#### WHAT TO WORK ON
Output every line below without omitting or altering anything.
________________________
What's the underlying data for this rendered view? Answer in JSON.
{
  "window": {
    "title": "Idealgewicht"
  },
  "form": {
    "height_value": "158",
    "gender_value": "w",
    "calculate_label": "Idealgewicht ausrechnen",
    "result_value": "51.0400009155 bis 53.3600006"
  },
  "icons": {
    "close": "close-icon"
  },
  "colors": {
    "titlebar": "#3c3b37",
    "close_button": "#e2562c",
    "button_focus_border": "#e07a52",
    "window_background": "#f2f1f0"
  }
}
________________________
#### EXERCISE OUTPUT
What's the underlying data for this rendered view? Answer in JSON.
{
  "window": {
    "title": "Idealgewicht"
  },
  "form": {
    "height_value": "158",
    "gender_value": "w",
    "calculate_label": "Idealgewicht ausrechnen",
    "result_value": "51.0400009155 bis 53.3600006"
  },
  "icons": {
    "close": "close-icon"
  },
  "colors": {
    "titlebar": "#3c3b37",
    "close_button": "#e2562c",
    "button_focus_border": "#e07a52",
    "window_background": "#f2f1f0"
  }
}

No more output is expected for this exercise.